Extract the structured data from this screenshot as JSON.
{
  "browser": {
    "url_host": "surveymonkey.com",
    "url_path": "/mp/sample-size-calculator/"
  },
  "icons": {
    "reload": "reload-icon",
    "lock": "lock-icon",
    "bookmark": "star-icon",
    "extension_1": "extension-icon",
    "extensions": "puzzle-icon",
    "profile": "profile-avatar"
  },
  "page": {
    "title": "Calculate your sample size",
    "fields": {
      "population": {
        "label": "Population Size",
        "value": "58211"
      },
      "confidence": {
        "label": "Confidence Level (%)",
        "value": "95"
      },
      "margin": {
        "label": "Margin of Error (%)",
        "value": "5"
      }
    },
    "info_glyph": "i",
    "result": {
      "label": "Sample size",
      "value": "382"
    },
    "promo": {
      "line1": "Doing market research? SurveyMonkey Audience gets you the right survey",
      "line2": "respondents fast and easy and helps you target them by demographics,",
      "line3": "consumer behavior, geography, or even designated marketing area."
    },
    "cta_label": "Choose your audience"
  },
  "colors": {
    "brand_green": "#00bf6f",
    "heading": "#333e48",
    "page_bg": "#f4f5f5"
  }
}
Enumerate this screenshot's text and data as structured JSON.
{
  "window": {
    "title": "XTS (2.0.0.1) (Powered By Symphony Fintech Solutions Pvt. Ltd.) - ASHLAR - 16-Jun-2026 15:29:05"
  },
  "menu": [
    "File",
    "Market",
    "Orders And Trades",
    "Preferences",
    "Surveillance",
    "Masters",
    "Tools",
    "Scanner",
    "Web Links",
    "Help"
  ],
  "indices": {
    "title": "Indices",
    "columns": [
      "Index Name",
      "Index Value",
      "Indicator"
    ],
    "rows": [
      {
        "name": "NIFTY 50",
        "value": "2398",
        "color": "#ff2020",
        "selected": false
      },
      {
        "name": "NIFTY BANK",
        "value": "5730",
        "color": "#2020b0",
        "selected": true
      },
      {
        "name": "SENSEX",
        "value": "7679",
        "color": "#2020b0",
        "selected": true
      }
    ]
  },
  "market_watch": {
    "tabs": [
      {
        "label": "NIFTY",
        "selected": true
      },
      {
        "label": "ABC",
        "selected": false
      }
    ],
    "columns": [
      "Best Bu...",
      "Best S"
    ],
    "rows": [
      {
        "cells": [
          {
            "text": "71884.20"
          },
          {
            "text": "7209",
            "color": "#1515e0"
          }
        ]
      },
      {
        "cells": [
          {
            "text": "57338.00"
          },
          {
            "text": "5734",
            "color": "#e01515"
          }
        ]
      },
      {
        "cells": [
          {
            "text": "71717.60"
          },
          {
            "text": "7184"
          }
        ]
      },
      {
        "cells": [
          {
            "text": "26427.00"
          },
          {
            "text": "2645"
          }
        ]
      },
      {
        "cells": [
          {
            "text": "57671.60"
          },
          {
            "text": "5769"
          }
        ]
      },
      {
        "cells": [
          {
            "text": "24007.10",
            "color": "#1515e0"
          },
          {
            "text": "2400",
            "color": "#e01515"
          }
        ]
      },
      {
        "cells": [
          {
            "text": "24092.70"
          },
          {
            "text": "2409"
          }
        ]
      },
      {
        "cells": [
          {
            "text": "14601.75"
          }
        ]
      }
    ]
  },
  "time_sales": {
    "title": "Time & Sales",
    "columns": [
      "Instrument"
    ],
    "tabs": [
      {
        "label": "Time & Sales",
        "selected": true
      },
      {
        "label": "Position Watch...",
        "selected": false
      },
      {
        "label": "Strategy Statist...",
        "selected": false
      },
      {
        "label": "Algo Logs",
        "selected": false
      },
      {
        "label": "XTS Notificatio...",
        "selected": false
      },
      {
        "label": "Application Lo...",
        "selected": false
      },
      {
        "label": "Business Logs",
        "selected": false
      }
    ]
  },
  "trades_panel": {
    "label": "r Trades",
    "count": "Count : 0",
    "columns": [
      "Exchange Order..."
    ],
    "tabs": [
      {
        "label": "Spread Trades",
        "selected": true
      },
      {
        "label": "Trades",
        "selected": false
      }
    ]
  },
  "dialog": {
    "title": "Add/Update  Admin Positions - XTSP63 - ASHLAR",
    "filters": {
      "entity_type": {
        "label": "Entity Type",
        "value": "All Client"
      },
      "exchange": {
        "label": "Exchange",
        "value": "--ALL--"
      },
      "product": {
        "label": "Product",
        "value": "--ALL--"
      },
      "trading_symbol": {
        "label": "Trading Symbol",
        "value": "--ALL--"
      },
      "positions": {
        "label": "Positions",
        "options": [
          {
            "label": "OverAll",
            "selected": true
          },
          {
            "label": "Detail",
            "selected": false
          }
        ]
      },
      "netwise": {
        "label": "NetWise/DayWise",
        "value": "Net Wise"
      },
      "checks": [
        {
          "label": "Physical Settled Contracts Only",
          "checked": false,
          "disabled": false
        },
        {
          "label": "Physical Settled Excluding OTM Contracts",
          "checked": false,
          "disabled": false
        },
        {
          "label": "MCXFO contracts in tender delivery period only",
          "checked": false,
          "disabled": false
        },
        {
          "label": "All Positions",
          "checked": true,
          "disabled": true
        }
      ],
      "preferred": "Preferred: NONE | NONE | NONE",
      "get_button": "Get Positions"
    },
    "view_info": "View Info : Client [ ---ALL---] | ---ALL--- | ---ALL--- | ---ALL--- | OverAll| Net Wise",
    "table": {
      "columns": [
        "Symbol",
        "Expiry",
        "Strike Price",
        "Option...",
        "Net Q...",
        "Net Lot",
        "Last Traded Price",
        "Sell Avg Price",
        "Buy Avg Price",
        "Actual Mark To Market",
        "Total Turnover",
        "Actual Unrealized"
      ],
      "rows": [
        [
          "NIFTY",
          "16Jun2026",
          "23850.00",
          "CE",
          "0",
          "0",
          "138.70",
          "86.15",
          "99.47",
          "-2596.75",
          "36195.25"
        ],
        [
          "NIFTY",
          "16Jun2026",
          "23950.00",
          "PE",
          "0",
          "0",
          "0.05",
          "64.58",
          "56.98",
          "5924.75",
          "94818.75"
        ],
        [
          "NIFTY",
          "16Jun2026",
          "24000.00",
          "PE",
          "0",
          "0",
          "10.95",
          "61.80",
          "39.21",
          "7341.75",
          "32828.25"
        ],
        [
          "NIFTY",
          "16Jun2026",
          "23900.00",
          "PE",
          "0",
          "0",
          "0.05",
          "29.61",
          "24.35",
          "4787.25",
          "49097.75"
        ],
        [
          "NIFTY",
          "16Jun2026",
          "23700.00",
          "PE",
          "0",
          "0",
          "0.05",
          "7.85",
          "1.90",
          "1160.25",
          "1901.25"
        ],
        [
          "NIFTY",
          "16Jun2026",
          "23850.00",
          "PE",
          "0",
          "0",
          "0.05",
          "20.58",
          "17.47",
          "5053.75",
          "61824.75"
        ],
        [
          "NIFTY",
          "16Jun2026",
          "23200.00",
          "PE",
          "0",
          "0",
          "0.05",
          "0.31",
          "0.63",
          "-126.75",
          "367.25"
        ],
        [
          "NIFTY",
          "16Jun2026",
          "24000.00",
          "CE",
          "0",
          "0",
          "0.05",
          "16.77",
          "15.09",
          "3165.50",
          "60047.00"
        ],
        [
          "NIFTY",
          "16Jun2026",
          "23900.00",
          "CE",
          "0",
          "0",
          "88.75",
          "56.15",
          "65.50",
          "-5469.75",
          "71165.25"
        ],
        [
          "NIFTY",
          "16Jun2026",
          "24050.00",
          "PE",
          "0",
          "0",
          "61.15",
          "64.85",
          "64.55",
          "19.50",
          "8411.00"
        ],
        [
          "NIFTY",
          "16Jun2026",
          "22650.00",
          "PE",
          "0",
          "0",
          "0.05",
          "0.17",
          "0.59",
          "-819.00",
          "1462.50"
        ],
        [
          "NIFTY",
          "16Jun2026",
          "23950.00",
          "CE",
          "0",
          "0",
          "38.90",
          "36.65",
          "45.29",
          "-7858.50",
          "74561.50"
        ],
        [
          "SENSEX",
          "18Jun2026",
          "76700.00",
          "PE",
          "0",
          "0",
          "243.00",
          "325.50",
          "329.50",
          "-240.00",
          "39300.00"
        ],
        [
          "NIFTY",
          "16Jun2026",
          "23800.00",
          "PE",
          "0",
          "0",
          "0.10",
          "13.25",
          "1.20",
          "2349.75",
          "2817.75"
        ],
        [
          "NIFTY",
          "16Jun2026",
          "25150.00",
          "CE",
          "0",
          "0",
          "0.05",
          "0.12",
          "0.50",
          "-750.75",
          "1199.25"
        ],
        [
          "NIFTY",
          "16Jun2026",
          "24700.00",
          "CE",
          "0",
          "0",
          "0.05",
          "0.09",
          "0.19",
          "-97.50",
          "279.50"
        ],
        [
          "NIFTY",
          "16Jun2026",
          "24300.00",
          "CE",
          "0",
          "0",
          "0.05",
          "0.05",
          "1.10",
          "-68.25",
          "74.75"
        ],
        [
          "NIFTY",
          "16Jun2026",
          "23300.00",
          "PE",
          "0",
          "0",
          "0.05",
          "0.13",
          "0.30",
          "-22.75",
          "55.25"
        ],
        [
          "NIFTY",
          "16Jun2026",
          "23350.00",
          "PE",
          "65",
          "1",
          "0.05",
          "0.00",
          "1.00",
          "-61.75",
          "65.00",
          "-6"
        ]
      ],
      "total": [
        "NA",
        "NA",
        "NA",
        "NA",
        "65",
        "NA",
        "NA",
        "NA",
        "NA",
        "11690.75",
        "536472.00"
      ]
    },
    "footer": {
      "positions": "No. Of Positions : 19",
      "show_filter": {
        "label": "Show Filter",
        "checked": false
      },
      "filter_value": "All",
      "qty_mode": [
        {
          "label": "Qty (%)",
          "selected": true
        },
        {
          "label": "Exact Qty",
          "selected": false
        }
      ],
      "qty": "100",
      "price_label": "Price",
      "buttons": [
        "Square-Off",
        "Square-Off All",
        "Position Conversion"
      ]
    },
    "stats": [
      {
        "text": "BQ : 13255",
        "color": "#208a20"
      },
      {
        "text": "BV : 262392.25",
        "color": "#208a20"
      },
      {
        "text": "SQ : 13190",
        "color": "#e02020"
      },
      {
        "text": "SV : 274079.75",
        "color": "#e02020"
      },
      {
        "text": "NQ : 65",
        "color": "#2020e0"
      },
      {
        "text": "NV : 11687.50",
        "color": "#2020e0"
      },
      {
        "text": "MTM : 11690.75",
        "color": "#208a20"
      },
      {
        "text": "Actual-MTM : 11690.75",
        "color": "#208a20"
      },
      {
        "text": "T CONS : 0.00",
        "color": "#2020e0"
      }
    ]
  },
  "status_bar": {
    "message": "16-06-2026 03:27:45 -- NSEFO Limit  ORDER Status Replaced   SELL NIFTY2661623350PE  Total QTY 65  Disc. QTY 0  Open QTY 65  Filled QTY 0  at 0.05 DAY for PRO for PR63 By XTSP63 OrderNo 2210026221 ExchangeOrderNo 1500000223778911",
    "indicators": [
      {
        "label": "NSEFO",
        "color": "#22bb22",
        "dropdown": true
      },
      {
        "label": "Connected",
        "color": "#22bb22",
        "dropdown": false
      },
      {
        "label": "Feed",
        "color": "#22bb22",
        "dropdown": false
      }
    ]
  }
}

◇ ◇ ◇ ◇

Task description: Scan the data above and copy every line with "Logs" in it.

Result below:
        "label": "Algo Logs",
        "label": "Business Logs",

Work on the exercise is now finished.